• [Saved entries]:
***
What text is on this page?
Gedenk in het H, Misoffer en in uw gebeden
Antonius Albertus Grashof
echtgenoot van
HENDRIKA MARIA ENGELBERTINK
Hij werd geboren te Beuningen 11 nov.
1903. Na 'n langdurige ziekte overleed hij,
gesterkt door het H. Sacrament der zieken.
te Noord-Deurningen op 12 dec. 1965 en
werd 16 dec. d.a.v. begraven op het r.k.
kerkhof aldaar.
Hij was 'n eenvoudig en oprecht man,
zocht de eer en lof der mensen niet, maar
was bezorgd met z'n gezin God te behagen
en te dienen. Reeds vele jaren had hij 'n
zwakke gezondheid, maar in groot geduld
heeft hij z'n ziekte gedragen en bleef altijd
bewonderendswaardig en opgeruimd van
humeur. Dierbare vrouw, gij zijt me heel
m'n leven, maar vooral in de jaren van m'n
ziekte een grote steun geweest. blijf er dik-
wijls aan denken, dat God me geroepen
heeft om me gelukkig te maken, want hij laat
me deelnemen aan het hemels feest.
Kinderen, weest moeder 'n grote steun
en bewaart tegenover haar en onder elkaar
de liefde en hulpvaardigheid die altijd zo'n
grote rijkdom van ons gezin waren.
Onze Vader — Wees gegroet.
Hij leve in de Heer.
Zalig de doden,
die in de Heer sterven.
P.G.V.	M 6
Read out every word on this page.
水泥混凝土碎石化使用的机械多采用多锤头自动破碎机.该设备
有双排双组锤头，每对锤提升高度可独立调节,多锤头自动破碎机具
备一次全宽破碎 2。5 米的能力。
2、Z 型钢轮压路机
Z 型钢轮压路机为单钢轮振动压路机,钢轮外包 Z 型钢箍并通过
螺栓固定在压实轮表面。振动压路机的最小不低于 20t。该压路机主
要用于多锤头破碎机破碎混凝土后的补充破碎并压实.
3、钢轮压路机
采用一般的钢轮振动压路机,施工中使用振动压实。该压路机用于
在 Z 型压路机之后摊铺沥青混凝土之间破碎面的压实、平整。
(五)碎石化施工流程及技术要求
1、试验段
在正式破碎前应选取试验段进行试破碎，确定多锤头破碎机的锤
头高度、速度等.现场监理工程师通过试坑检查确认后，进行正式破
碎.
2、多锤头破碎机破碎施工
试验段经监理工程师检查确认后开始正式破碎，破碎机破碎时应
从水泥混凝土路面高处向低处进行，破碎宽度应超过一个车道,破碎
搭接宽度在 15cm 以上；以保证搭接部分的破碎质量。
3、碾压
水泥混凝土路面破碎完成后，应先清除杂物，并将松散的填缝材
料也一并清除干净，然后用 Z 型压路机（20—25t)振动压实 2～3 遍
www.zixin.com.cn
***
• [Job]: From the data above, copy each line that has the string "altijd".

• [Complete answer]:
heeft hij z'n ziekte gedragen en bleef altijd
de liefde en hulpvaardigheid die altijd zo'n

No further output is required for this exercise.